▸ **DIRECTION**: In the listing below, locate the lines that hold the string "Firms". Copy those lines.

▸ **DATA LINES**:
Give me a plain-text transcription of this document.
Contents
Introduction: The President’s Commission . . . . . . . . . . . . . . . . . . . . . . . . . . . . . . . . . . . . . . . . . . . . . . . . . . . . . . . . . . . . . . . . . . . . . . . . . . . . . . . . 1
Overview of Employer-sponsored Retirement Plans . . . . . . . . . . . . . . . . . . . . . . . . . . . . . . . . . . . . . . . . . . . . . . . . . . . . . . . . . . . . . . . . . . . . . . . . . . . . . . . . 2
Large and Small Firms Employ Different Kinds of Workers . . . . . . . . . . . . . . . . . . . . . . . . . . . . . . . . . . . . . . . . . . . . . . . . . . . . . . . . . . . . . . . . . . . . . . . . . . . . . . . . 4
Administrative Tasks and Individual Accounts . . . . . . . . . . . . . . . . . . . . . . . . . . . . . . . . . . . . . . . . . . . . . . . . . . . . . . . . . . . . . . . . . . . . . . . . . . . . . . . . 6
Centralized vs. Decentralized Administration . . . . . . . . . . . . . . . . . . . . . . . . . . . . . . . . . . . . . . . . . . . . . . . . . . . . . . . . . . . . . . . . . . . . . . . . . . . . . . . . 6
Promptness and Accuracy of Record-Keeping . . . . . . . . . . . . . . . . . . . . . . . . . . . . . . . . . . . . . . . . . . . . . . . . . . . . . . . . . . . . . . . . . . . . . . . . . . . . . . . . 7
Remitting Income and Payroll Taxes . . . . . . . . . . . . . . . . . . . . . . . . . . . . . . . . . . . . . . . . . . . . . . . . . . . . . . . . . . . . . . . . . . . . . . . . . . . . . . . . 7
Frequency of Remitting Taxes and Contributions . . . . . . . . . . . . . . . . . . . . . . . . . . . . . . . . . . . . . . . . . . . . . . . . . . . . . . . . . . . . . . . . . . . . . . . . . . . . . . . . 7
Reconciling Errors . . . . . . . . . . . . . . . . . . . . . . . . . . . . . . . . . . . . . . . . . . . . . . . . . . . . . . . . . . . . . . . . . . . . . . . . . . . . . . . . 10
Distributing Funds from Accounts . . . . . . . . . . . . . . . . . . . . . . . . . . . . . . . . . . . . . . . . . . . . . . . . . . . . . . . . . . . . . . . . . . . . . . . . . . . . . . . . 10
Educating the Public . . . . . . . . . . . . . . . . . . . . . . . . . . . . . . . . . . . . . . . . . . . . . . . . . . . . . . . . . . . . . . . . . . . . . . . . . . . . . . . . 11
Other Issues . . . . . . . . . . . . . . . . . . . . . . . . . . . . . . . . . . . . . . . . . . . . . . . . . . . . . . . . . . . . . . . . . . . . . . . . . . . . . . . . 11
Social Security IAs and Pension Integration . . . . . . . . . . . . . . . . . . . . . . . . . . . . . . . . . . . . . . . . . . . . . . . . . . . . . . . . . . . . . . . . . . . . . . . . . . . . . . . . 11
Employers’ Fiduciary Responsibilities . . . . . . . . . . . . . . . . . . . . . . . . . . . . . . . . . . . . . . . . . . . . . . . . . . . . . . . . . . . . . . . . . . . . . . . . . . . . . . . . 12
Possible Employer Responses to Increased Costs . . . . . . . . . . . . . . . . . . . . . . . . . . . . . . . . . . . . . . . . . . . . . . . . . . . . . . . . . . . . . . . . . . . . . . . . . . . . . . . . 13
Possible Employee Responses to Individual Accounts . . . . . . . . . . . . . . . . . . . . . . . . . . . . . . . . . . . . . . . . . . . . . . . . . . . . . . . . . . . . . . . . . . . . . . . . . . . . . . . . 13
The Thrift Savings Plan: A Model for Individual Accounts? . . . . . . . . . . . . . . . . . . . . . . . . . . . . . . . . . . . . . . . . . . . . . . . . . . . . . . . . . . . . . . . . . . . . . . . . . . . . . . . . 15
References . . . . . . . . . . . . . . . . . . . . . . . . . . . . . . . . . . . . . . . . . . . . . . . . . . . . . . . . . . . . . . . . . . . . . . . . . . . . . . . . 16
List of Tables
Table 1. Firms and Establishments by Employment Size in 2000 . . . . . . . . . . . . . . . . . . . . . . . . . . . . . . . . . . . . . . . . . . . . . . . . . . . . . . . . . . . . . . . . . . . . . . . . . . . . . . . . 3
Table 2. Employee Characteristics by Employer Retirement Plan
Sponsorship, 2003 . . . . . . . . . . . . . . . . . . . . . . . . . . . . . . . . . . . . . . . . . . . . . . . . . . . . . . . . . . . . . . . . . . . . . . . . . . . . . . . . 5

▸ **EXERCISE RESPONSE**:
Large and Small Firms Employ Different Kinds of Workers . . . . . . . . . . . . . . . . . . . . . . . . . . . . . . . . . . . . . . . . . . . . . . . . . . . . . . . . . . . . . . . . . . . . . . . . . . . . . . . . 4
Table 1. Firms and Establishments by Employment Size in 2000 . . . . . . . . . . . . . . . . . . . . . . . . . . . . . . . . . . . . . . . . . . . . . . . . . . . . . . . . . . . . . . . . . . . . . . . . . . . . . . . . 3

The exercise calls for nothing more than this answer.